### Aim
Nothing in the data should change when you return it, but leave the pictures out.

### Input material

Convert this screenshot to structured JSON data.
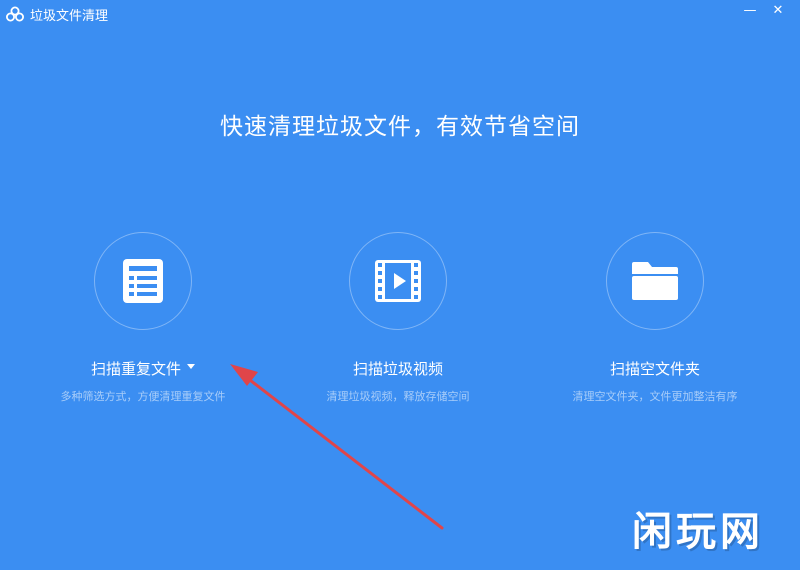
{
  "window": {
    "title": "垃圾文件清理",
    "min_glyph": "—",
    "close_glyph": "✕"
  },
  "headline": "快速清理垃圾文件，有效节省空间",
  "options": [
    {
      "label": "扫描重复文件",
      "description": "多种筛选方式，方便清理重复文件",
      "icon": "document-list-icon",
      "has_dropdown": true
    },
    {
      "label": "扫描垃圾视频",
      "description": "清理垃圾视频，释放存储空间",
      "icon": "video-film-icon",
      "has_dropdown": false
    },
    {
      "label": "扫描空文件夹",
      "description": "清理空文件夹，文件更加整洁有序",
      "icon": "folder-icon",
      "has_dropdown": false
    }
  ],
  "watermark": "闲玩网",
  "colors": {
    "background": "#3b8ef2",
    "icon_fill": "#ffffff",
    "icon_detail": "#3b8ef2",
    "annotation_arrow": "#e0454a"
  }
}
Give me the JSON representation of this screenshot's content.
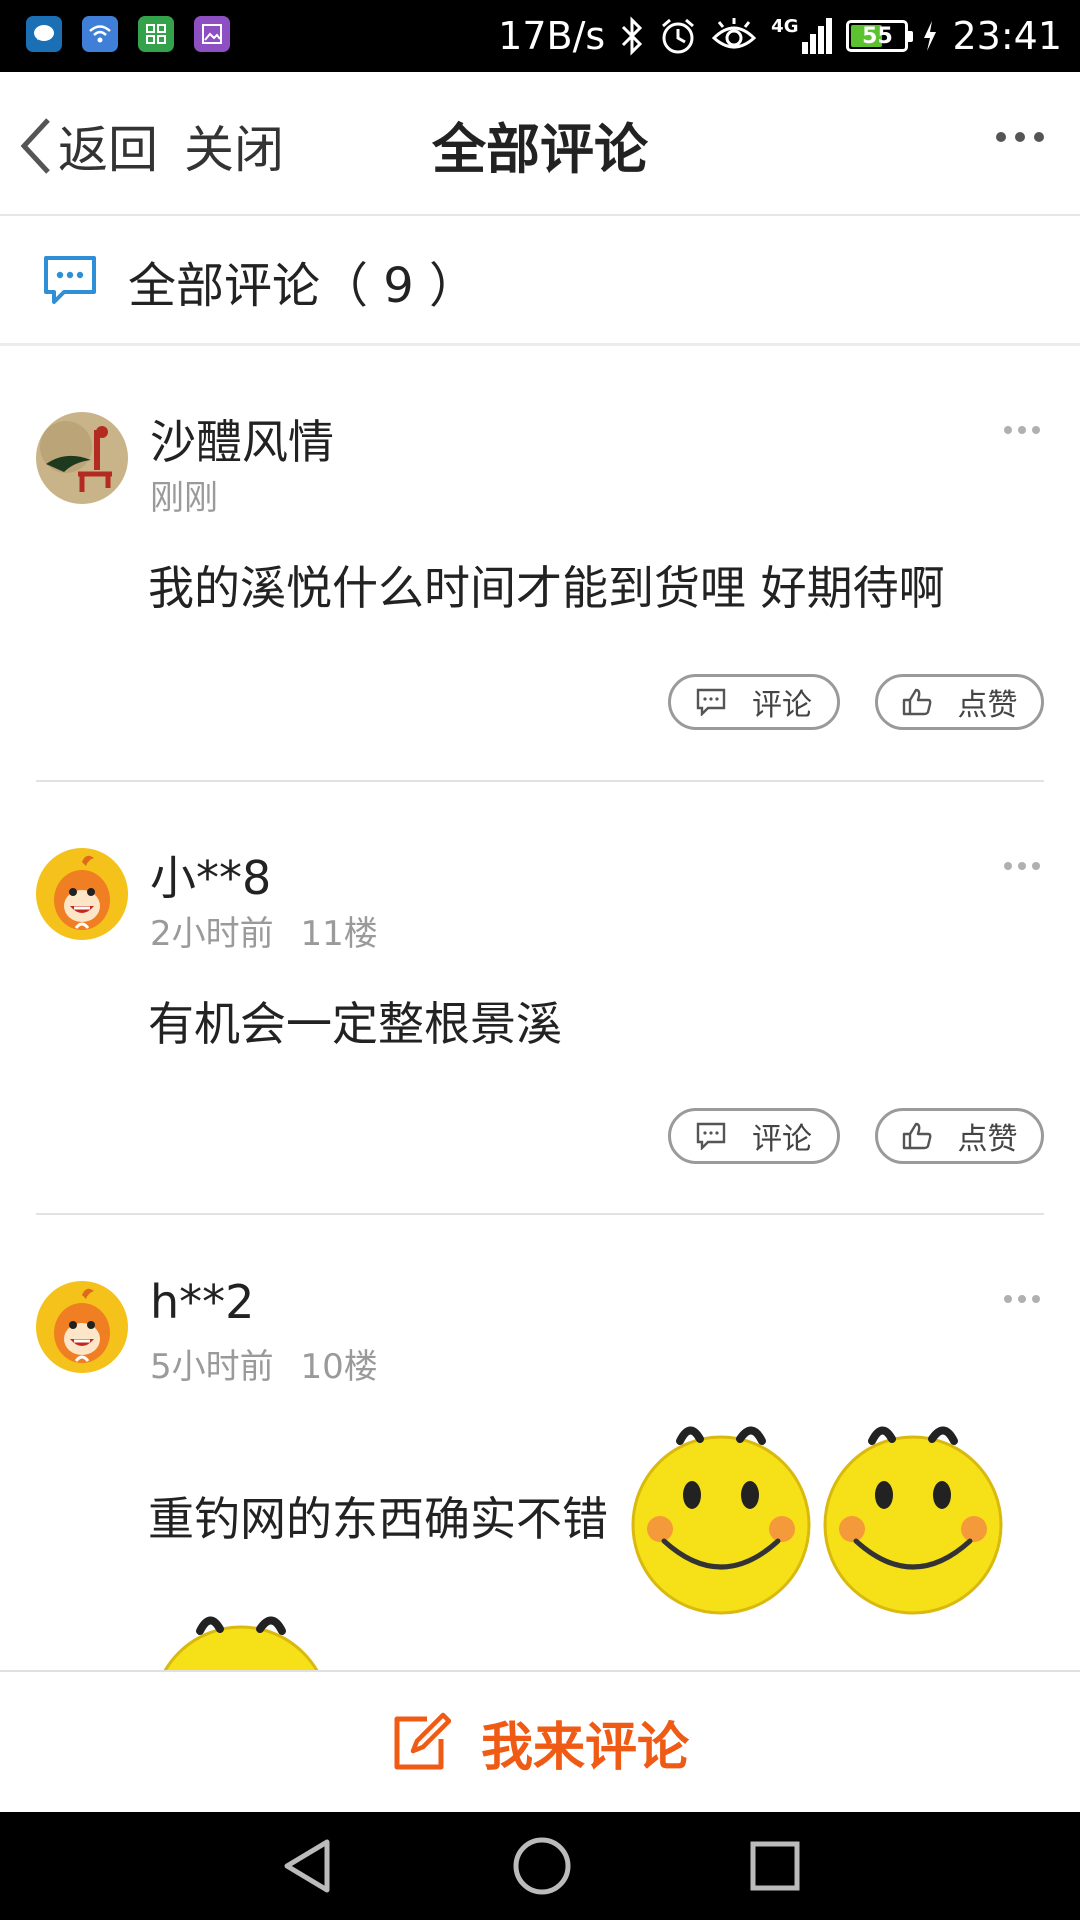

### Output for this task
Convert this screenshot to structured JSON data.
{
  "window": {
    "title": "垃圾文件清理",
    "min_glyph": "—",
    "close_glyph": "✕"
  },
  "headline": "快速清理垃圾文件，有效节省空间",
  "options": [
    {
      "label": "扫描重复文件",
      "description": "多种筛选方式，方便清理重复文件",
      "icon": "document-list-icon",
      "has_dropdown": true
    },
    {
      "label": "扫描垃圾视频",
      "description": "清理垃圾视频，释放存储空间",
      "icon": "video-film-icon",
      "has_dropdown": false
    },
    {
      "label": "扫描空文件夹",
      "description": "清理空文件夹，文件更加整洁有序",
      "icon": "folder-icon",
      "has_dropdown": false
    }
  ],
  "watermark": "闲玩网",
  "colors": {
    "background": "#3b8ef2",
    "icon_fill": "#ffffff",
    "icon_detail": "#3b8ef2",
    "annotation_arrow": "#e0454a"
  }
}
Give me the JSON representation of this screenshot's content.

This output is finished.